EXERCISES »
a) In the excerpt about Christina's childhood, why did Eleanore turn her attention to her daughter after being widowed?
b) In the rows, copy every line between the one holding "Decompose this screenshot" and the one holding "page-number: 第1页 共2页", inclusive, with no change to the wording. Omit the pictures.

-- START PAGE EXCERPT --

Christina, who in middle life began to write her Memoirs, records that throughout her babyhood her mother remained implacable. She goes so far as to say that her lameness was the result of a fall in babyhood, which had been planned by the Queen. But her father delighted to make a little soldier of her. All the histories tell how, when the commander of the fortress Calmar hesitated to salute the King with guns for fear of frightening the two-year-old princess, Gustavus commanded, 'Fire! She is a soldier's daughter!' and was rewarded by having the baby clap her hands at the racket. This was almost the sum of Christina's relations with her splendid father. He was at home only in the truces of the Thirty Years' War. When she was four [sic] he went off again to lead the Protestant cause up and down Germany. Before his departure he appeared before the Estates, holding Christina in his arms. 'Since it generally happens that the pitcher goes so often to the well that at last it breaks', he said, 'thus also will it fall out with me, who in many dangers have shed my blood for the welfare of Sweden; though hitherto God has spared my life, yet at last I must lose it.'

Now he became a shadowy figure to whom the child wrote stiff little copy-book letters, sending her duty and prayers for his health. During the next year he won the battle of Breitenfeld, a victory in which good Catholics could scarcely believe, because 'it seemed as if God had suddenly turned Lutheran.' A year later, in 1632, the pitcher went its appointed last time to the well, and the King's glories ended at the battle of Lutzen.

Eleanore, once widowed, swooped down upon her child. She had not come at a blow to love her, but Christina was the most important relic of Gustavus, and relics in future were to be the staple of her life. She began now to exert her rights upon the dead King and the living Queen. She travelled to Germany, where her husband's body lay, had the body opened and embalmed against the King's expressed wishes, and entered upon a widowhood to match the glories of the deceased. Nearly two years [sic] after the King's death, she brought him home to Sweden for the royal burial.

Christina, at this point, must have come near hating the memory of her beloved father. The jovial King, already half forgotten by her baby mind, was raised as a grim idol, requiring incessant offerings of tears. One dark December day she was put into a carriage and dragged at a footpace the twelve miles from Stockholm to Nykoping in the train of his interminable funeral. She was prey not to terror, but to a very agony of boredom. Nor was it over at the graveside. With grisly zest the Queen-Mother settled down to a state of perpetual bereavement. She hung her rooms in black from floor to ceiling, admitted none but candlelight, and only alternated tears with prayers. The dead King's heart, enclosed in a golden casket, hung at her bed-post; the other relic, Christina, scarcely more free, was to be constantly at hand to share with it her mother's hysterical embraces. At night she was still to sleep within reach of the stricken Queen's arm. Christina was at this time eight years old [sic], a passionate, strong-willed child, full of inquisitive energy. Her sufferings can be imagined. They were augmented by the fact that she did not love her mother, and all her life had had little desire and less inducement to please her.

-- END PAGE EXCERPT --
-- START DATASET ROWS --

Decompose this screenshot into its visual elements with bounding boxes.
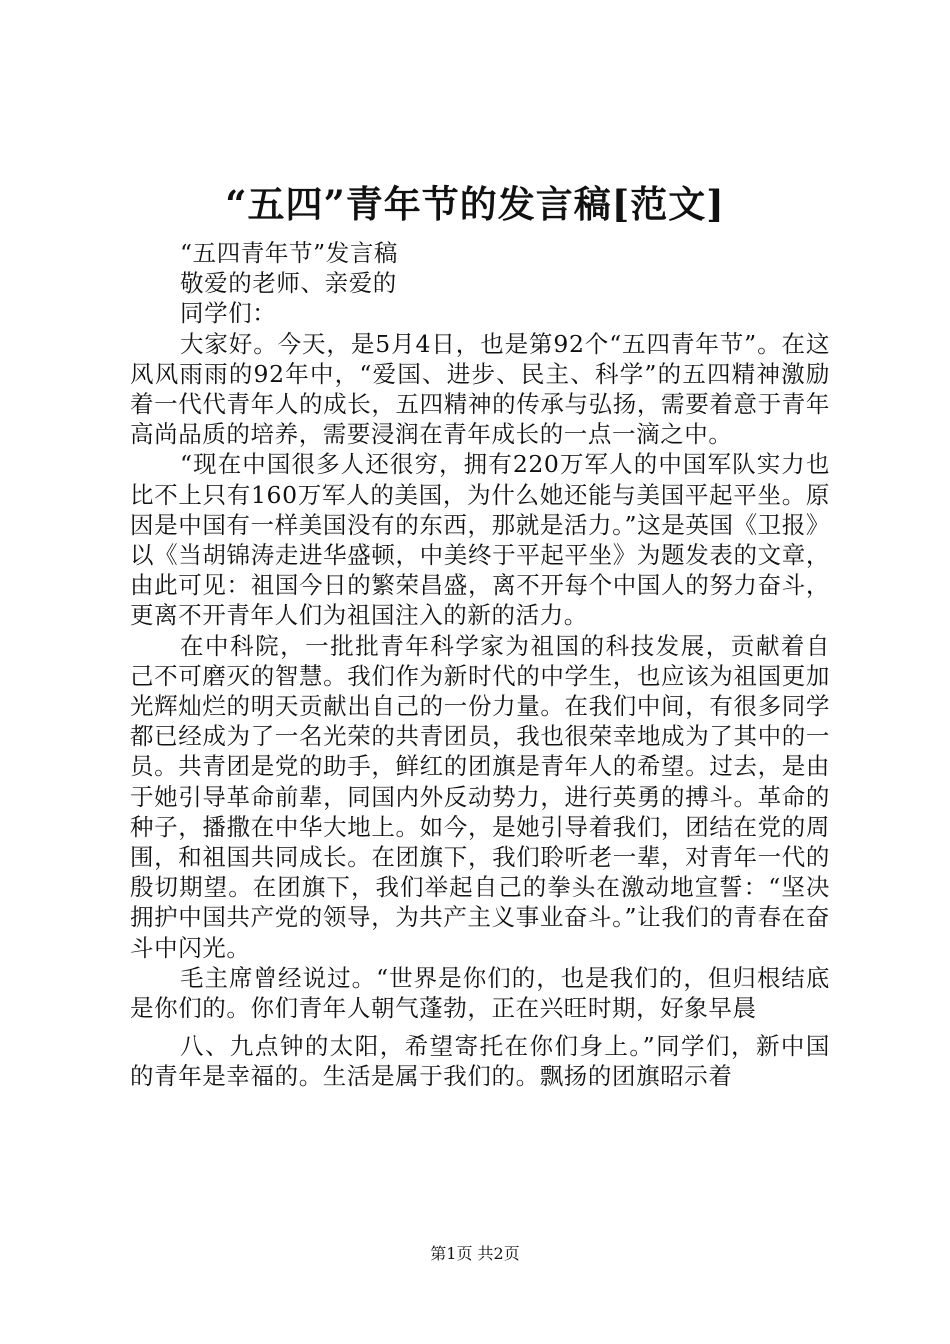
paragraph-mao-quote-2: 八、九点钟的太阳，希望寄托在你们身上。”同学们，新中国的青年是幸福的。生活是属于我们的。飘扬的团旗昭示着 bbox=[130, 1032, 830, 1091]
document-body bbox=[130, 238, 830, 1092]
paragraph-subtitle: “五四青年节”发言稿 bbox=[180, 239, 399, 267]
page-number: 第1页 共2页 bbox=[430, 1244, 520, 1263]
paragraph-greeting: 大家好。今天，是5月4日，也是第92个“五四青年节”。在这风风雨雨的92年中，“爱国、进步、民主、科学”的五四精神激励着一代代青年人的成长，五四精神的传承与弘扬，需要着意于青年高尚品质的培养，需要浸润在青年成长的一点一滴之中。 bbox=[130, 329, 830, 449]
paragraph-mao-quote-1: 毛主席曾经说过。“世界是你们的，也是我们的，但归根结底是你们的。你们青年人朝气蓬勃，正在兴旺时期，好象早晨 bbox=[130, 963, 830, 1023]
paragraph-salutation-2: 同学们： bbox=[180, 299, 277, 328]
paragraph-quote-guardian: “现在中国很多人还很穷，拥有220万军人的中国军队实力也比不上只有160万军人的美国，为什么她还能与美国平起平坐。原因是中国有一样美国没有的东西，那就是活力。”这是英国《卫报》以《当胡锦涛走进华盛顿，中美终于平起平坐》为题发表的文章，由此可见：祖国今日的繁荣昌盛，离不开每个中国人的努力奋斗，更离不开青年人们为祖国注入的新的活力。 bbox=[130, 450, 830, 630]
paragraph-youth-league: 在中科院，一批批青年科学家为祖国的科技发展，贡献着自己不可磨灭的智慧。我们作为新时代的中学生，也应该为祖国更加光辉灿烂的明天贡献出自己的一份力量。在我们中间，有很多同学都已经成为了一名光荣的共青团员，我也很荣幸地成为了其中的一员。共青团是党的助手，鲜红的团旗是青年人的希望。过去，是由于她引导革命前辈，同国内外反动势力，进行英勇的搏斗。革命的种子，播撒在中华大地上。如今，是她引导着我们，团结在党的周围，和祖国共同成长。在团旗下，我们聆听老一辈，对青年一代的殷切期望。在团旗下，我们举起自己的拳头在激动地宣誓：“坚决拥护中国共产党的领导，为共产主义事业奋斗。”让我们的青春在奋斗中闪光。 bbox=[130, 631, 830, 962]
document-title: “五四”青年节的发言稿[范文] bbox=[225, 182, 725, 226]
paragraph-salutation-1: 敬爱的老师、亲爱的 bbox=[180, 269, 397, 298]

-- END DATASET ROWS --
-- START DATASET ROWS --

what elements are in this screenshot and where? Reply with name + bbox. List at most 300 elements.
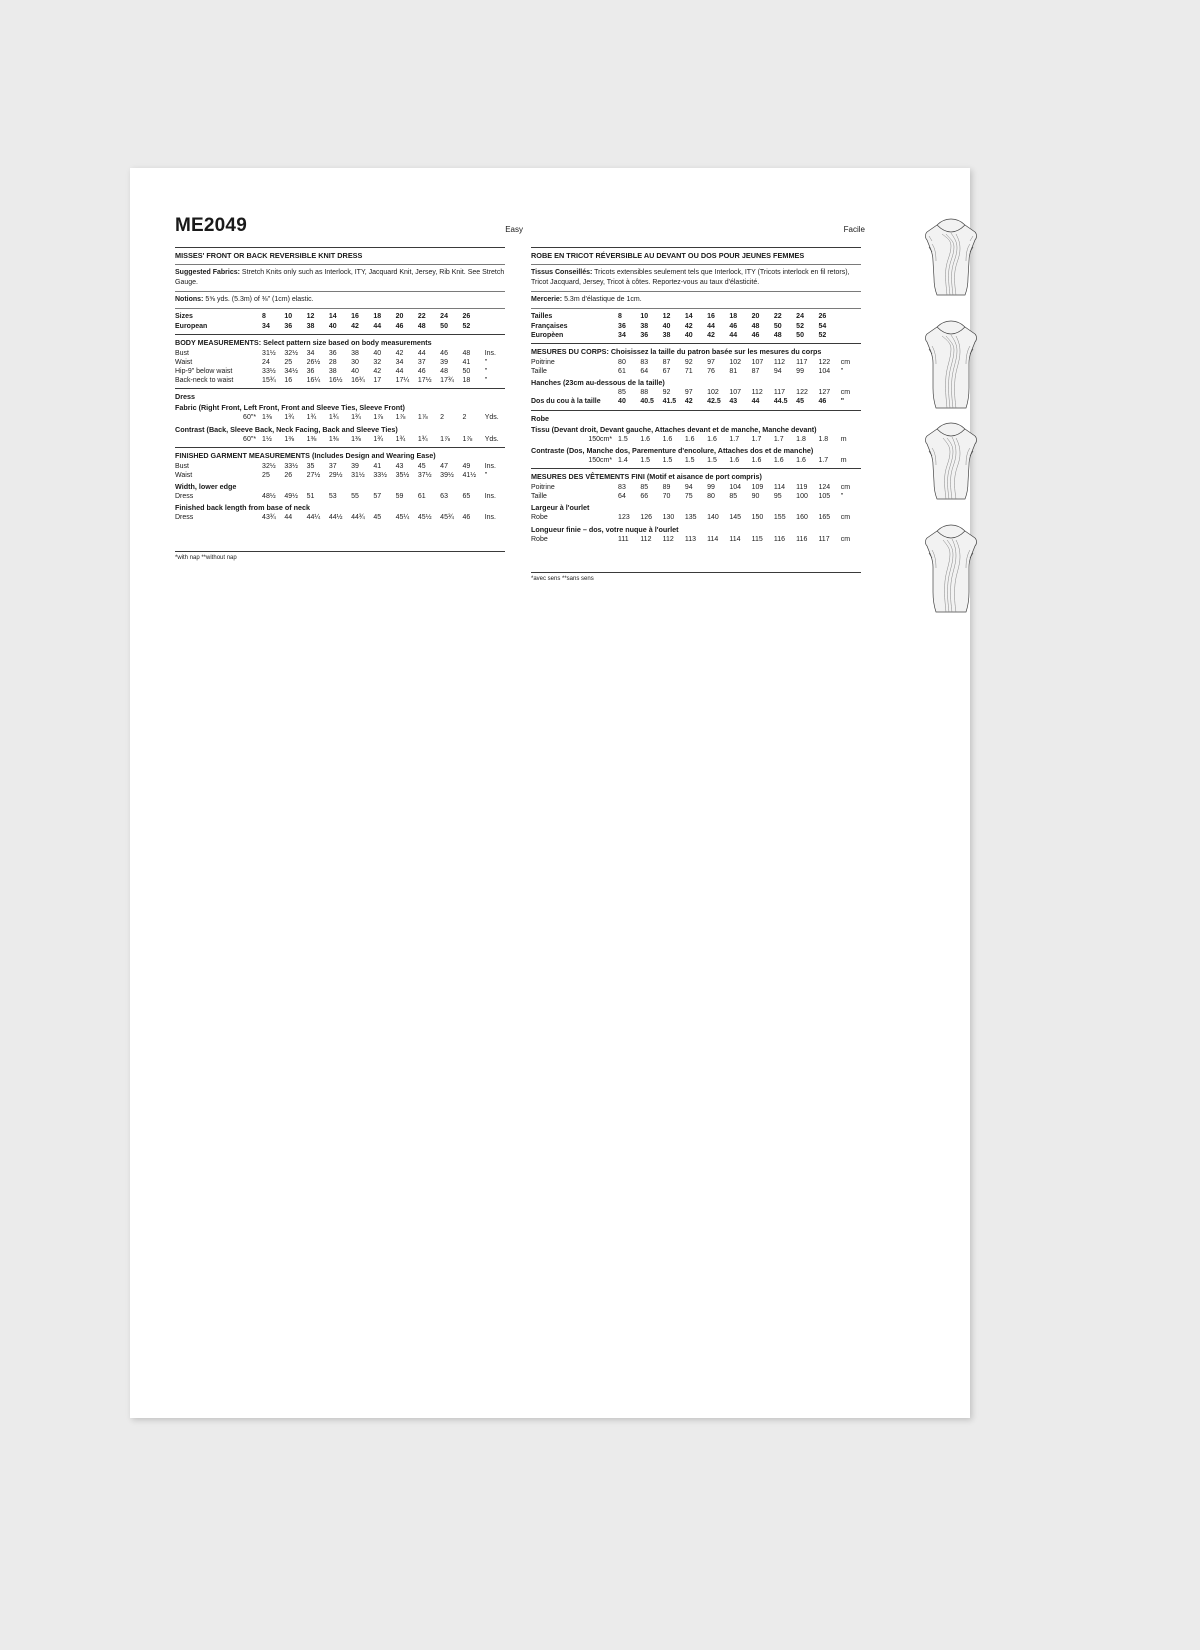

-- END DATASET ROWS --

ANSWERS TO THE TASKS »
a) Eleanore had not suddenly come to love Christina. She turned to her because Christina was the most important relic of Gustavus, and relics were to be the staple of Eleanore's life from then on.

b)
Decompose this screenshot into its visual elements with bounding boxes.
paragraph-mao-quote-2: 八、九点钟的太阳，希望寄托在你们身上。”同学们，新中国的青年是幸福的。生活是属于我们的。飘扬的团旗昭示着 bbox=[130, 1032, 830, 1091]
document-body bbox=[130, 238, 830, 1092]
paragraph-subtitle: “五四青年节”发言稿 bbox=[180, 239, 399, 267]
page-number: 第1页 共2页 bbox=[430, 1244, 520, 1263]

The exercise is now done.